▶ **WHAT TO DO**
Write out the material again exactly, please, and omit the pictures.

▶ **EXTRACTED INFORMATION**
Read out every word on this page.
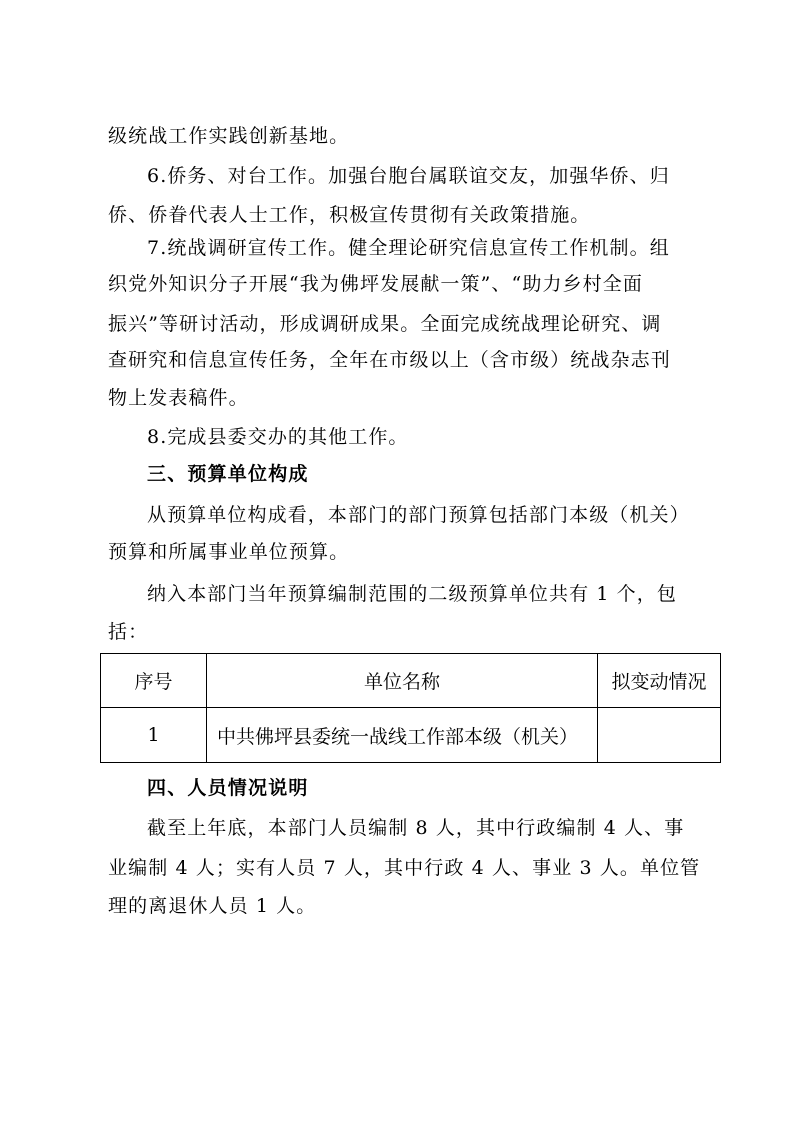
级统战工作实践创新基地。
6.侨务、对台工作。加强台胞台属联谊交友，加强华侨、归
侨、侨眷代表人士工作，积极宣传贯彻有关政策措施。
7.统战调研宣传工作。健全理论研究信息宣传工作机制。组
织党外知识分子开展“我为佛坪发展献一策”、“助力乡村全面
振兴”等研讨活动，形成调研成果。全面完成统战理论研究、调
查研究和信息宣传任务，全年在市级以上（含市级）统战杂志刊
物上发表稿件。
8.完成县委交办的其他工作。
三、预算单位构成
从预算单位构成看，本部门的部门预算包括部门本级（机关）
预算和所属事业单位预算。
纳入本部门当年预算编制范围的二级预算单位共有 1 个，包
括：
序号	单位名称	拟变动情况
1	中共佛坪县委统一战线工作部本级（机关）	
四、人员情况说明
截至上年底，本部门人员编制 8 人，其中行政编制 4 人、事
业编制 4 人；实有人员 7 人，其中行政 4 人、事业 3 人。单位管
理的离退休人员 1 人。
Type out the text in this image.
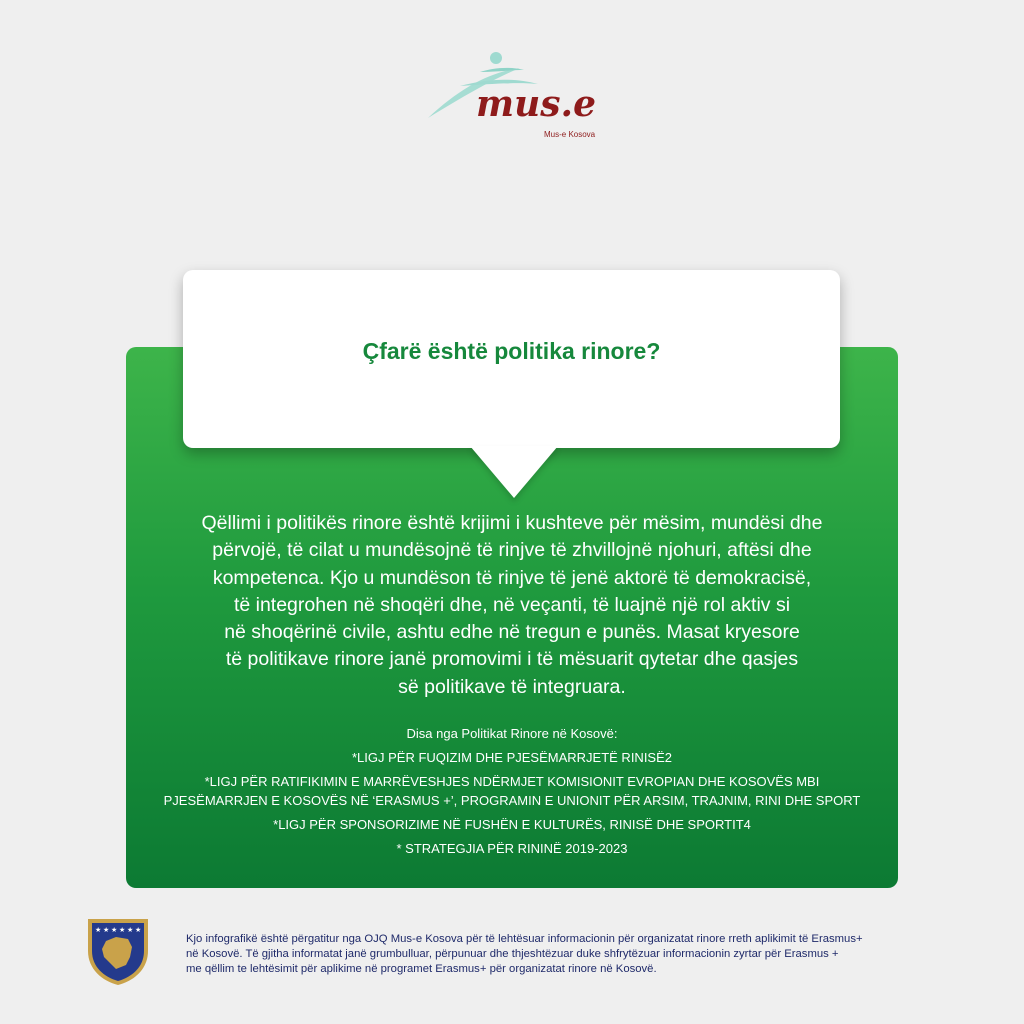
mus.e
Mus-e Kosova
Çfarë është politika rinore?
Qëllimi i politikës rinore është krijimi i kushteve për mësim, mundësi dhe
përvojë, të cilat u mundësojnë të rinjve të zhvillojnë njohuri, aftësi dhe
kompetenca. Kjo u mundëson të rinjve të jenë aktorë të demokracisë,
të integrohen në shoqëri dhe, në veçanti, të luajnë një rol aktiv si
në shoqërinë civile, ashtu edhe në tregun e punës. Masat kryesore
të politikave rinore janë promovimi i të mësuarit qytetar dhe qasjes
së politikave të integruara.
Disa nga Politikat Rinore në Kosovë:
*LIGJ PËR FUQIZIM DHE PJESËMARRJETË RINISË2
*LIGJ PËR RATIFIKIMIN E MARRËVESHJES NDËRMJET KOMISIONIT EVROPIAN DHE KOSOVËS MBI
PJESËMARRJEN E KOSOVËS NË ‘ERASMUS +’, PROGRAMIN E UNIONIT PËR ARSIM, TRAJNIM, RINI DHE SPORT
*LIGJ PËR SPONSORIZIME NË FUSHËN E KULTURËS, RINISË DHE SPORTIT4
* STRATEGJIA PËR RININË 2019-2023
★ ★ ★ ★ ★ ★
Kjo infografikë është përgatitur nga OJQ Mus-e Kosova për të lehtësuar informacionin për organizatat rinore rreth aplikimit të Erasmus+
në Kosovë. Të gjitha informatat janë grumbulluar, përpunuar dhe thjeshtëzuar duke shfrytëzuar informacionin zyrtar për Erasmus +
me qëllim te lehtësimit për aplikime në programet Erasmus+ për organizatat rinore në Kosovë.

▶ **ANSWER TO THE PROBLEM**
Read out every word on this page.
级统战工作实践创新基地。
6.侨务、对台工作。加强台胞台属联谊交友，加强华侨、归
侨、侨眷代表人士工作，积极宣传贯彻有关政策措施。
7.统战调研宣传工作。健全理论研究信息宣传工作机制。组
织党外知识分子开展“我为佛坪发展献一策”、“助力乡村全面
振兴”等研讨活动，形成调研成果。全面完成统战理论研究、调
查研究和信息宣传任务，全年在市级以上（含市级）统战杂志刊
物上发表稿件。
8.完成县委交办的其他工作。
三、预算单位构成
从预算单位构成看，本部门的部门预算包括部门本级（机关）
预算和所属事业单位预算。
纳入本部门当年预算编制范围的二级预算单位共有 1 个，包
括：
序号	单位名称	拟变动情况
1	中共佛坪县委统一战线工作部本级（机关）	
四、人员情况说明
截至上年底，本部门人员编制 8 人，其中行政编制 4 人、事
业编制 4 人；实有人员 7 人，其中行政 4 人、事业 3 人。单位管
理的离退休人员 1 人。
Type out the text in this image.
mus.e
Mus-e Kosova
Çfarë është politika rinore?
Qëllimi i politikës rinore është krijimi i kushteve për mësim, mundësi dhe
përvojë, të cilat u mundësojnë të rinjve të zhvillojnë njohuri, aftësi dhe
kompetenca. Kjo u mundëson të rinjve të jenë aktorë të demokracisë,
të integrohen në shoqëri dhe, në veçanti, të luajnë një rol aktiv si
në shoqërinë civile, ashtu edhe në tregun e punës. Masat kryesore
të politikave rinore janë promovimi i të mësuarit qytetar dhe qasjes
së politikave të integruara.
Disa nga Politikat Rinore në Kosovë:
*LIGJ PËR FUQIZIM DHE PJESËMARRJETË RINISË2
*LIGJ PËR RATIFIKIMIN E MARRËVESHJES NDËRMJET KOMISIONIT EVROPIAN DHE KOSOVËS MBI
PJESËMARRJEN E KOSOVËS NË ‘ERASMUS +’, PROGRAMIN E UNIONIT PËR ARSIM, TRAJNIM, RINI DHE SPORT
*LIGJ PËR SPONSORIZIME NË FUSHËN E KULTURËS, RINISË DHE SPORTIT4
* STRATEGJIA PËR RININË 2019-2023
★ ★ ★ ★ ★ ★
Kjo infografikë është përgatitur nga OJQ Mus-e Kosova për të lehtësuar informacionin për organizatat rinore rreth aplikimit të Erasmus+
në Kosovë. Të gjitha informatat janë grumbulluar, përpunuar dhe thjeshtëzuar duke shfrytëzuar informacionin zyrtar për Erasmus +
me qëllim te lehtësimit për aplikime në programet Erasmus+ për organizatat rinore në Kosovë.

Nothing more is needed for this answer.